* [Exercise directions]
Produce an exact copy of all the records.
^^^^
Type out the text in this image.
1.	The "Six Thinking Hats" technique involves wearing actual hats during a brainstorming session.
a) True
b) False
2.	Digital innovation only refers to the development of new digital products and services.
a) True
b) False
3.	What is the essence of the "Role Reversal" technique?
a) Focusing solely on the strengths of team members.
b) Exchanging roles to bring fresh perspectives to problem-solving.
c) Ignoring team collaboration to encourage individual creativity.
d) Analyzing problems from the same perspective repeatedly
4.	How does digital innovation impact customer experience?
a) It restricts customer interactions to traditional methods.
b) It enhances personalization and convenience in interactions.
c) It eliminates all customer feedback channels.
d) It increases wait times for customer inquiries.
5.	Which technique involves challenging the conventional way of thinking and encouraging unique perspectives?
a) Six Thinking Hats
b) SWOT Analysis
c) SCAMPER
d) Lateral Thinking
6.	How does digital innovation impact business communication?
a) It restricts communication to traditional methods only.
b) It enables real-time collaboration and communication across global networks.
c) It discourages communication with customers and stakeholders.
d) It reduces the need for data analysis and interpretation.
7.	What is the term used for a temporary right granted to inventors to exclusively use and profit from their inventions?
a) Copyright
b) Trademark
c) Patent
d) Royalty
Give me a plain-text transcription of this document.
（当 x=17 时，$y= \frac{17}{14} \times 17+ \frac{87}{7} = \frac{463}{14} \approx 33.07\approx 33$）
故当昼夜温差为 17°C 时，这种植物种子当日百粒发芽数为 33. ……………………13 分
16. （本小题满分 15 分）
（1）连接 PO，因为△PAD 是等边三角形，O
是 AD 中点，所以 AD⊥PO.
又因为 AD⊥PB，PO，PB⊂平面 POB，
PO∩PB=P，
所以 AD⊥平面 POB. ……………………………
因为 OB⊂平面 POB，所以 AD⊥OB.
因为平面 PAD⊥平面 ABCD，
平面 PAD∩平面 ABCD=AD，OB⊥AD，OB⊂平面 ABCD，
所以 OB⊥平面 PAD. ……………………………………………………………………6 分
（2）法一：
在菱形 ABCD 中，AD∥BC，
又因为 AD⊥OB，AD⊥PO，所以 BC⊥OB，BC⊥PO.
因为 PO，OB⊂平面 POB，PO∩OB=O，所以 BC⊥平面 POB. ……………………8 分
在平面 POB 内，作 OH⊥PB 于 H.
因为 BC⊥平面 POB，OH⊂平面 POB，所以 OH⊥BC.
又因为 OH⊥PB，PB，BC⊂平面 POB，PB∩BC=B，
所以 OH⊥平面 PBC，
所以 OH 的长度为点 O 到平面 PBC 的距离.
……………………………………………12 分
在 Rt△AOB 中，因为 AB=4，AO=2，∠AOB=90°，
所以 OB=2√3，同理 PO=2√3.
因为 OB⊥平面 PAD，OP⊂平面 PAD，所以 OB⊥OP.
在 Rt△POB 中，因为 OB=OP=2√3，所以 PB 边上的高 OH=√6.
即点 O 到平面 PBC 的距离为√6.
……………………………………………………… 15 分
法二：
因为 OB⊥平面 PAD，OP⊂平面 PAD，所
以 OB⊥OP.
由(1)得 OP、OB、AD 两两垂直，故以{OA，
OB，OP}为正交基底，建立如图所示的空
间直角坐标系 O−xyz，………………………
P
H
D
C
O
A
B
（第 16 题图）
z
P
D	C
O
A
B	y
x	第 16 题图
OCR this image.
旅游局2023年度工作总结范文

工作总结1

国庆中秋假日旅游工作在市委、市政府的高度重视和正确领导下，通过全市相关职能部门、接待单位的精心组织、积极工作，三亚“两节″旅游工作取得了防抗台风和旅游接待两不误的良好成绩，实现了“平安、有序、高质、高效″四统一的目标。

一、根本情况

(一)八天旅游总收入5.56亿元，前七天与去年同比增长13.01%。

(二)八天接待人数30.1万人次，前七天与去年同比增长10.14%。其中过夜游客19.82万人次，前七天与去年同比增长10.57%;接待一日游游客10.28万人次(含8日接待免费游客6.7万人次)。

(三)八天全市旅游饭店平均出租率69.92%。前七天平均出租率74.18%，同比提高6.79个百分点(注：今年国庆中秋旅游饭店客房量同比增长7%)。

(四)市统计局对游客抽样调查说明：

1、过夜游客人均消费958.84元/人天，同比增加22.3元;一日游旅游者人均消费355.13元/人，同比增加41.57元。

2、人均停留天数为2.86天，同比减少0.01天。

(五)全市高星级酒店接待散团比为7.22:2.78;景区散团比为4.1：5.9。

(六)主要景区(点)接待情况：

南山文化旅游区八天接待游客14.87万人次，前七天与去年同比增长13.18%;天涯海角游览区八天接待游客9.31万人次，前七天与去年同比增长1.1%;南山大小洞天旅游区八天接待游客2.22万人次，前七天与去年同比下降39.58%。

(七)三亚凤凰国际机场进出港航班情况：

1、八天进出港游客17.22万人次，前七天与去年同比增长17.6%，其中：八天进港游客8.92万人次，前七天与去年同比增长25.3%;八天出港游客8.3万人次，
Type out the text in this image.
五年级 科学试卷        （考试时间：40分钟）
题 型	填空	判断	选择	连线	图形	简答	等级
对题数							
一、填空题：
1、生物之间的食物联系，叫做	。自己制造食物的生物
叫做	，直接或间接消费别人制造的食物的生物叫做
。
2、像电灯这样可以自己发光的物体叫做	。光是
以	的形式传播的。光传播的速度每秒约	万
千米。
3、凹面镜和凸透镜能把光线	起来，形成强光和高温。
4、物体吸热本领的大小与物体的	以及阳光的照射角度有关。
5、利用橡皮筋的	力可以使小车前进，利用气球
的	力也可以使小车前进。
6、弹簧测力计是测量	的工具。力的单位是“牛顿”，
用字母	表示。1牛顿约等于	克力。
^^^^
* [Answer for the task]
Type out the text in this image.
1.	The "Six Thinking Hats" technique involves wearing actual hats during a brainstorming session.
a) True
b) False
2.	Digital innovation only refers to the development of new digital products and services.
a) True
b) False
3.	What is the essence of the "Role Reversal" technique?
a) Focusing solely on the strengths of team members.
b) Exchanging roles to bring fresh perspectives to problem-solving.
c) Ignoring team collaboration to encourage individual creativity.
d) Analyzing problems from the same perspective repeatedly
4.	How does digital innovation impact customer experience?
a) It restricts customer interactions to traditional methods.
b) It enhances personalization and convenience in interactions.
c) It eliminates all customer feedback channels.
d) It increases wait times for customer inquiries.
5.	Which technique involves challenging the conventional way of thinking and encouraging unique perspectives?
a) Six Thinking Hats
b) SWOT Analysis
c) SCAMPER
d) Lateral Thinking
6.	How does digital innovation impact business communication?
a) It restricts communication to traditional methods only.
b) It enables real-time collaboration and communication across global networks.
c) It discourages communication with customers and stakeholders.
d) It reduces the need for data analysis and interpretation.
7.	What is the term used for a temporary right granted to inventors to exclusively use and profit from their inventions?
a) Copyright
b) Trademark
c) Patent
d) Royalty
Give me a plain-text transcription of this document.
（当 x=17 时，$y= \frac{17}{14} \times 17+ \frac{87}{7} = \frac{463}{14} \approx 33.07\approx 33$）
故当昼夜温差为 17°C 时，这种植物种子当日百粒发芽数为 33. ……………………13 分
16. （本小题满分 15 分）
（1）连接 PO，因为△PAD 是等边三角形，O
是 AD 中点，所以 AD⊥PO.
又因为 AD⊥PB，PO，PB⊂平面 POB，
PO∩PB=P，
所以 AD⊥平面 POB. ……………………………
因为 OB⊂平面 POB，所以 AD⊥OB.
因为平面 PAD⊥平面 ABCD，
平面 PAD∩平面 ABCD=AD，OB⊥AD，OB⊂平面 ABCD，
所以 OB⊥平面 PAD. ……………………………………………………………………6 分
（2）法一：
在菱形 ABCD 中，AD∥BC，
又因为 AD⊥OB，AD⊥PO，所以 BC⊥OB，BC⊥PO.
因为 PO，OB⊂平面 POB，PO∩OB=O，所以 BC⊥平面 POB. ……………………8 分
在平面 POB 内，作 OH⊥PB 于 H.
因为 BC⊥平面 POB，OH⊂平面 POB，所以 OH⊥BC.
又因为 OH⊥PB，PB，BC⊂平面 POB，PB∩BC=B，
所以 OH⊥平面 PBC，
所以 OH 的长度为点 O 到平面 PBC 的距离.
……………………………………………12 分
在 Rt△AOB 中，因为 AB=4，AO=2，∠AOB=90°，
所以 OB=2√3，同理 PO=2√3.
因为 OB⊥平面 PAD，OP⊂平面 PAD，所以 OB⊥OP.
在 Rt△POB 中，因为 OB=OP=2√3，所以 PB 边上的高 OH=√6.
即点 O 到平面 PBC 的距离为√6.
……………………………………………………… 15 分
法二：
因为 OB⊥平面 PAD，OP⊂平面 PAD，所
以 OB⊥OP.
由(1)得 OP、OB、AD 两两垂直，故以{OA，
OB，OP}为正交基底，建立如图所示的空
间直角坐标系 O−xyz，………………………
P
H
D
C
O
A
B
（第 16 题图）
z
P
D	C
O
A
B	y
x	第 16 题图
OCR this image.
旅游局2023年度工作总结范文

工作总结1

国庆中秋假日旅游工作在市委、市政府的高度重视和正确领导下，通过全市相关职能部门、接待单位的精心组织、积极工作，三亚“两节″旅游工作取得了防抗台风和旅游接待两不误的良好成绩，实现了“平安、有序、高质、高效″四统一的目标。

一、根本情况

(一)八天旅游总收入5.56亿元，前七天与去年同比增长13.01%。

(二)八天接待人数30.1万人次，前七天与去年同比增长10.14%。其中过夜游客19.82万人次，前七天与去年同比增长10.57%;接待一日游游客10.28万人次(含8日接待免费游客6.7万人次)。

(三)八天全市旅游饭店平均出租率69.92%。前七天平均出租率74.18%，同比提高6.79个百分点(注：今年国庆中秋旅游饭店客房量同比增长7%)。

(四)市统计局对游客抽样调查说明：

1、过夜游客人均消费958.84元/人天，同比增加22.3元;一日游旅游者人均消费355.13元/人，同比增加41.57元。

2、人均停留天数为2.86天，同比减少0.01天。

(五)全市高星级酒店接待散团比为7.22:2.78;景区散团比为4.1：5.9。

(六)主要景区(点)接待情况：

南山文化旅游区八天接待游客14.87万人次，前七天与去年同比增长13.18%;天涯海角游览区八天接待游客9.31万人次，前七天与去年同比增长1.1%;南山大小洞天旅游区八天接待游客2.22万人次，前七天与去年同比下降39.58%。

(七)三亚凤凰国际机场进出港航班情况：

1、八天进出港游客17.22万人次，前七天与去年同比增长17.6%，其中：八天进港游客8.92万人次，前七天与去年同比增长25.3%;八天出港游客8.3万人次，
Type out the text in this image.
五年级 科学试卷        （考试时间：40分钟）
题 型	填空	判断	选择	连线	图形	简答	等级
对题数							
一、填空题：
1、生物之间的食物联系，叫做	。自己制造食物的生物
叫做	，直接或间接消费别人制造的食物的生物叫做
。
2、像电灯这样可以自己发光的物体叫做	。光是
以	的形式传播的。光传播的速度每秒约	万
千米。
3、凹面镜和凸透镜能把光线	起来，形成强光和高温。
4、物体吸热本领的大小与物体的	以及阳光的照射角度有关。
5、利用橡皮筋的	力可以使小车前进，利用气球
的	力也可以使小车前进。
6、弹簧测力计是测量	的工具。力的单位是“牛顿”，
用字母	表示。1牛顿约等于	克力。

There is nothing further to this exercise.